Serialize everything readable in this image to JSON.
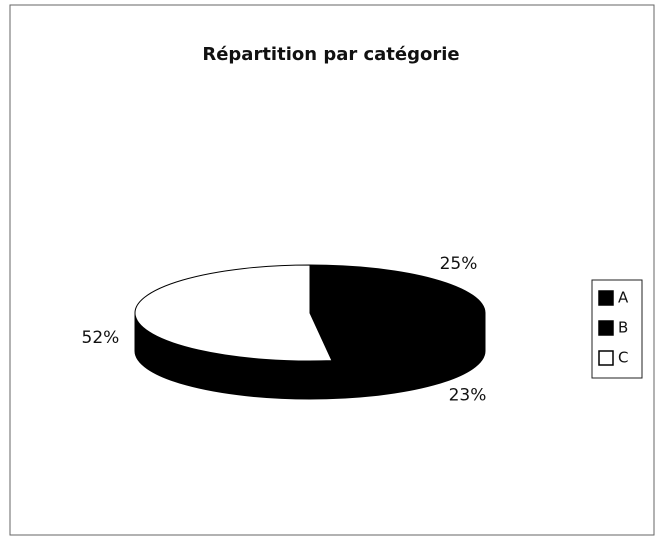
{
  "chart_data": {
    "type": "pie",
    "title": "Répartition par catégorie",
    "categories": [
      "A",
      "B",
      "C"
    ],
    "values": [
      25,
      23,
      52
    ],
    "value_labels": [
      "25%",
      "23%",
      "52%"
    ],
    "colors": [
      "#000000",
      "#000000",
      "#ffffff"
    ],
    "legend": "right"
  }
}
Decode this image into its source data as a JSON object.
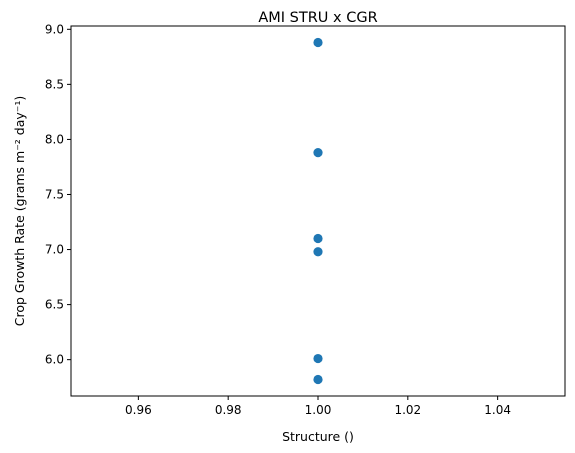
{
  "chart_data": {
    "type": "scatter",
    "title": "AMI STRU x CGR",
    "xlabel": "Structure ()",
    "ylabel": "Crop Growth Rate (grams m⁻² day⁻¹)",
    "xlim": [
      0.945,
      1.055
    ],
    "ylim": [
      5.67,
      9.03
    ],
    "xticks": [
      0.96,
      0.98,
      1.0,
      1.02,
      1.04
    ],
    "xtick_labels": [
      "0.96",
      "0.98",
      "1.00",
      "1.02",
      "1.04"
    ],
    "yticks": [
      6.0,
      6.5,
      7.0,
      7.5,
      8.0,
      8.5,
      9.0
    ],
    "ytick_labels": [
      "6.0",
      "6.5",
      "7.0",
      "7.5",
      "8.0",
      "8.5",
      "9.0"
    ],
    "grid": false,
    "marker_color": "#1f77b4",
    "series": [
      {
        "x": [
          1.0,
          1.0,
          1.0,
          1.0,
          1.0,
          1.0
        ],
        "y": [
          8.88,
          7.88,
          7.1,
          6.98,
          6.01,
          5.82
        ]
      }
    ]
  }
}
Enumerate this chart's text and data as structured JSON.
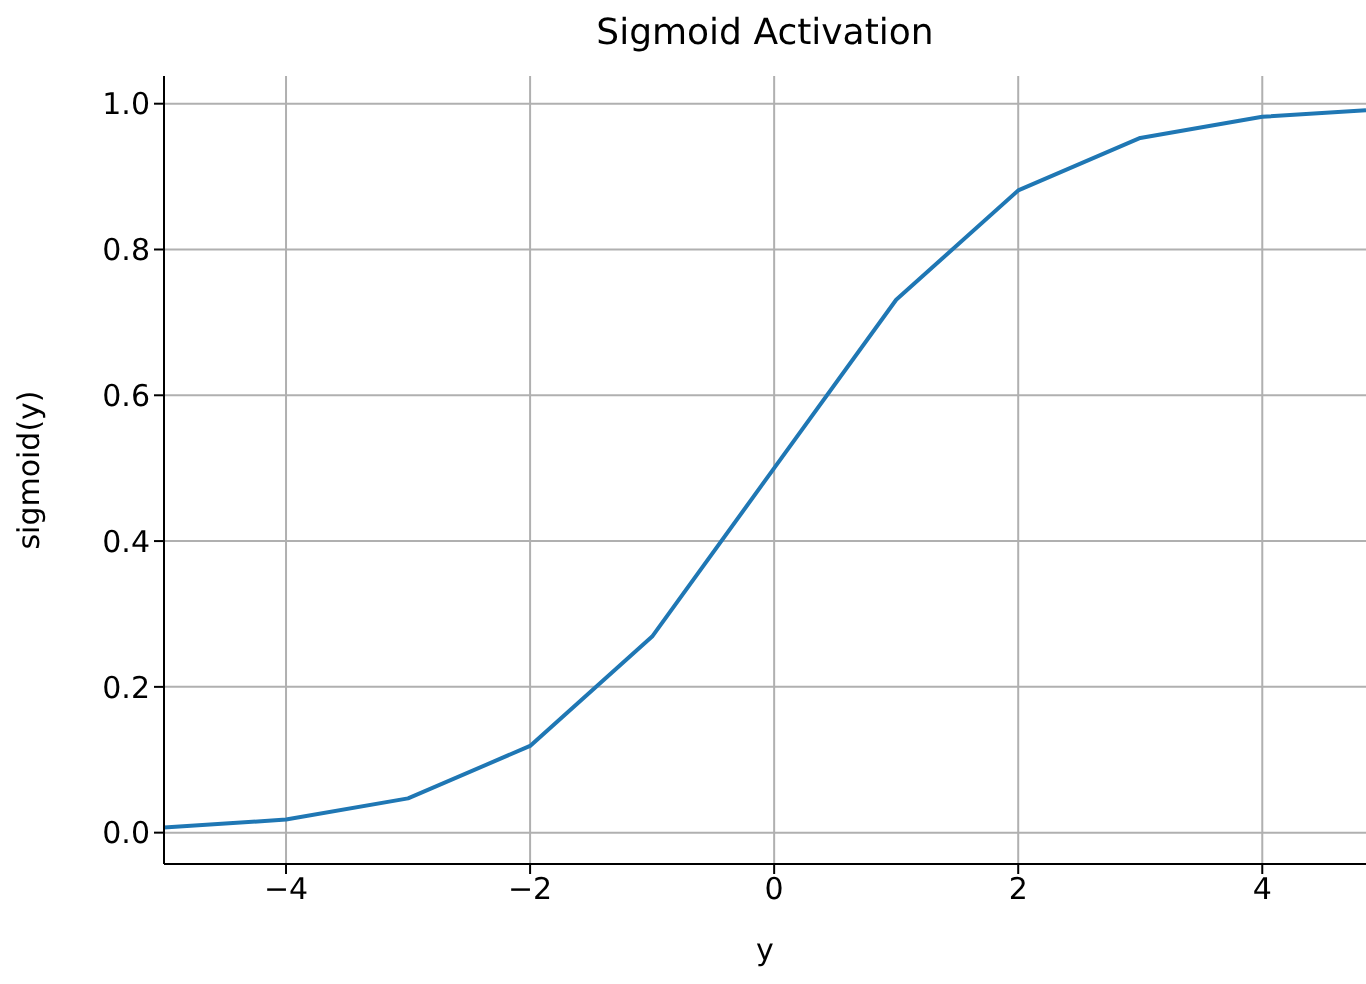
{
  "chart_data": {
    "type": "line",
    "title": "Sigmoid Activation",
    "xlabel": "y",
    "ylabel": "sigmoid(y)",
    "x": [
      -5,
      -4,
      -3,
      -2,
      -1,
      0,
      1,
      2,
      3,
      4,
      4.85
    ],
    "series": [
      {
        "color": "#1f77b4",
        "values": [
          0.007,
          0.018,
          0.047,
          0.119,
          0.269,
          0.5,
          0.731,
          0.881,
          0.953,
          0.982,
          0.991
        ]
      }
    ],
    "xlim": [
      -5,
      4.85
    ],
    "xticks": [
      {
        "value": -4,
        "label": "−4"
      },
      {
        "value": -2,
        "label": "−2"
      },
      0,
      2,
      4
    ],
    "ylim": [
      -0.043,
      1.038
    ],
    "yticks": [
      {
        "value": 0,
        "label": "0.0"
      },
      0.2,
      0.4,
      0.6,
      0.8,
      {
        "value": 1,
        "label": "1.0"
      }
    ],
    "grid": true,
    "marker": "none",
    "line_style": "solid",
    "legend": false
  }
}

==================================================

_SHORT PROBLEM_
All the records above need to be given again word for word. Skip the pictures.

_EXERCISE ANSWER_
Serialize everything readable in this image to JSON.
{
  "chart_data": {
    "type": "pie",
    "title": "Répartition par catégorie",
    "categories": [
      "A",
      "B",
      "C"
    ],
    "values": [
      25,
      23,
      52
    ],
    "value_labels": [
      "25%",
      "23%",
      "52%"
    ],
    "colors": [
      "#000000",
      "#000000",
      "#ffffff"
    ],
    "legend": "right"
  }
}
Decode this image into its source data as a JSON object.
{
  "chart_data": {
    "type": "scatter",
    "title": "AMI STRU x CGR",
    "xlabel": "Structure ()",
    "ylabel": "Crop Growth Rate (grams m⁻² day⁻¹)",
    "xlim": [
      0.945,
      1.055
    ],
    "ylim": [
      5.67,
      9.03
    ],
    "xticks": [
      0.96,
      0.98,
      1.0,
      1.02,
      1.04
    ],
    "xtick_labels": [
      "0.96",
      "0.98",
      "1.00",
      "1.02",
      "1.04"
    ],
    "yticks": [
      6.0,
      6.5,
      7.0,
      7.5,
      8.0,
      8.5,
      9.0
    ],
    "ytick_labels": [
      "6.0",
      "6.5",
      "7.0",
      "7.5",
      "8.0",
      "8.5",
      "9.0"
    ],
    "grid": false,
    "marker_color": "#1f77b4",
    "series": [
      {
        "x": [
          1.0,
          1.0,
          1.0,
          1.0,
          1.0,
          1.0
        ],
        "y": [
          8.88,
          7.88,
          7.1,
          6.98,
          6.01,
          5.82
        ]
      }
    ]
  }
}
Enumerate this chart's text and data as structured JSON.
{
  "chart_data": {
    "type": "line",
    "title": "Sigmoid Activation",
    "xlabel": "y",
    "ylabel": "sigmoid(y)",
    "x": [
      -5,
      -4,
      -3,
      -2,
      -1,
      0,
      1,
      2,
      3,
      4,
      4.85
    ],
    "series": [
      {
        "color": "#1f77b4",
        "values": [
          0.007,
          0.018,
          0.047,
          0.119,
          0.269,
          0.5,
          0.731,
          0.881,
          0.953,
          0.982,
          0.991
        ]
      }
    ],
    "xlim": [
      -5,
      4.85
    ],
    "xticks": [
      {
        "value": -4,
        "label": "−4"
      },
      {
        "value": -2,
        "label": "−2"
      },
      0,
      2,
      4
    ],
    "ylim": [
      -0.043,
      1.038
    ],
    "yticks": [
      {
        "value": 0,
        "label": "0.0"
      },
      0.2,
      0.4,
      0.6,
      0.8,
      {
        "value": 1,
        "label": "1.0"
      }
    ],
    "grid": true,
    "marker": "none",
    "line_style": "solid",
    "legend": false
  }
}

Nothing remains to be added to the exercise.